__提示文__
定着率の向上において、Z世代と呼ばれる若い世代との認識のズレが指摘されることも少なくありません。モームリ利用者の中核を占める世代になるかと思うのですが、まずお聞きしたいのは、彼らが会社を辞める理由です。

谷本氏:当社は4万人の利用者に対する30~40項目のヒアリング内容をデータとして蓄積していますが、そこから見えてくるのが「2・6・2の法則」です。分析すると、ハラスメントなど明らかに会社側に非があるケースは約2割。同じように明らかに労働者側に問題があると考えられるケースも2割で、残る6割はどちらが悪いとも言えない、ボタンの掛け違えとしか言えないケースで占められています。

__課題 A__
次の(i)〜(iii)が提示文の内容と合っているかを、それぞれ「はい」か「いいえ」で答え、判断の根拠となる提示文の語句をそのまま引用せよ。(i) 谷本氏の会社は4万人の利用者へのヒアリング内容をデータとして蓄積している。(ii) 明らかに会社側に非があるケースは約6割である。(iii) 明らかに労働者側に問題があると考えられるケースは2割である。
__課題 B__
提示文によると、残る6割はどのようなケースで占められているか。
__課題 C__
提示文の最後の文の後から、その続きを書き継げ。
提示文の後にある行は参照しなくてよい。

__提示された行__
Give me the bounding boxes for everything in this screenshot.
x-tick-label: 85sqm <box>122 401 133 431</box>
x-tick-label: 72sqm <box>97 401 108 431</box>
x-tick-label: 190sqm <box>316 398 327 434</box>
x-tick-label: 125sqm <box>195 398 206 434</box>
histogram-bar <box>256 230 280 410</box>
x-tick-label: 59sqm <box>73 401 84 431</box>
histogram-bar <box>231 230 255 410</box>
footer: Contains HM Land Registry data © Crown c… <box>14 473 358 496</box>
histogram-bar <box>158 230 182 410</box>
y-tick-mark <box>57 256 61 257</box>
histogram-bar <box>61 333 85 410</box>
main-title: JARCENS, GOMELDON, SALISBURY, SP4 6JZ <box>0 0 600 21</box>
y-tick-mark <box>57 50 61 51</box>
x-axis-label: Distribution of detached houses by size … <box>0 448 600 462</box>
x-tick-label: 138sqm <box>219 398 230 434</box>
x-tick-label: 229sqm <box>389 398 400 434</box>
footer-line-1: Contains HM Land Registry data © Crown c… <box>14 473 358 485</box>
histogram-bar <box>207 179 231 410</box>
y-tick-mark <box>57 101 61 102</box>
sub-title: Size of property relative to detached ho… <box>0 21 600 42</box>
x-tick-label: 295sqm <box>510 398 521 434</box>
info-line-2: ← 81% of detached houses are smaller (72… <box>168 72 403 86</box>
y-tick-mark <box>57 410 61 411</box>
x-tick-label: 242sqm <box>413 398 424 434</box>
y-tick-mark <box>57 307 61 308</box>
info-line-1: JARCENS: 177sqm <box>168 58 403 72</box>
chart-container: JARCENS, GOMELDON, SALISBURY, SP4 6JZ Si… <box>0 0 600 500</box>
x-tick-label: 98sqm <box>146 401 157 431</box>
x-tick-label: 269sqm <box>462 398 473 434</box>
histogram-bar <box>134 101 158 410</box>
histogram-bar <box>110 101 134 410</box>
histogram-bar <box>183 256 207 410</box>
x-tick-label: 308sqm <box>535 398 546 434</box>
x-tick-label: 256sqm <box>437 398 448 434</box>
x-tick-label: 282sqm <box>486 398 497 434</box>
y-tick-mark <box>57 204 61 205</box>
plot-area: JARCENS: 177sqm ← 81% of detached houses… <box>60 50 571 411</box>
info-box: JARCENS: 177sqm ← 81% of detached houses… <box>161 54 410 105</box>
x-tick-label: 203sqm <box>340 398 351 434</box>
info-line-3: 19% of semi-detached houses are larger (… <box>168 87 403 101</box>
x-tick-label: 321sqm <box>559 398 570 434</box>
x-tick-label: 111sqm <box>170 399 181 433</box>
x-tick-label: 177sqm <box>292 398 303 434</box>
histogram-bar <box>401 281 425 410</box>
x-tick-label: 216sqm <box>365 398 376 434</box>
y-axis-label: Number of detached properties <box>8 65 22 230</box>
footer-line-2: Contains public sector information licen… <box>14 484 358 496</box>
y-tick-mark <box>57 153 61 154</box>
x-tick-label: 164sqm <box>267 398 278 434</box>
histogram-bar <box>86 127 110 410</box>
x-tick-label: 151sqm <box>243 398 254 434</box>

__解答 A__
(i) はい:「当社は4万人の利用者に対する30~40項目のヒアリング内容をデータとして蓄積しています」
(ii) いいえ:「ハラスメントなど明らかに会社側に非があるケースは約2割」
(iii) はい:「同じように明らかに労働者側に問題があると考えられるケースも2割」

__解答 B__
どちらが悪いとも言えない、ボタンの掛け違えとしか言えないケース。

__解答 C__
掛け違えの内容を具体的に見ていくと、やはり世代間の認識のギャップが目立ちます。その一例が、朝礼の社訓唱和です。私がある大学で講義をした際、学生たちに社訓唱和についてたずねたところ、ほぼ全員が「受け入れられない」という反応を示しました。受け入れられない理由として思い当たるのが、効率性を重視する価値観とのズレです。社訓唱和以外にも、「新入社員のエレベーター利用禁止」「デジタル化できるはずの業務を紙ベースで行う」など、彼らの目に無駄と映るルールや業務手順への反発を強く感じます。リモートワークや在宅勤務を許す労働環境を高く評価するのも、こうした価値観の表れだと思います。

谷本先生ご自身がZ世代とのギャップを感じられることはありますか?

当社の従業員の8割は20代のZ世代です。30代半ばの私であってもギャップを感じることが少なくありません。私もそうでしたが、我々より上の世代は自分自身の体験のほかは、読書体験など限られた情報を通して知識を積み上げ、自分の生き方を考えるしかありませんでした。しかし生まれたときからインターネットがある彼らは、SNSでリアルタイムの情報にアクセスし、さまざまな判断を下すという環境の中で育ってきました。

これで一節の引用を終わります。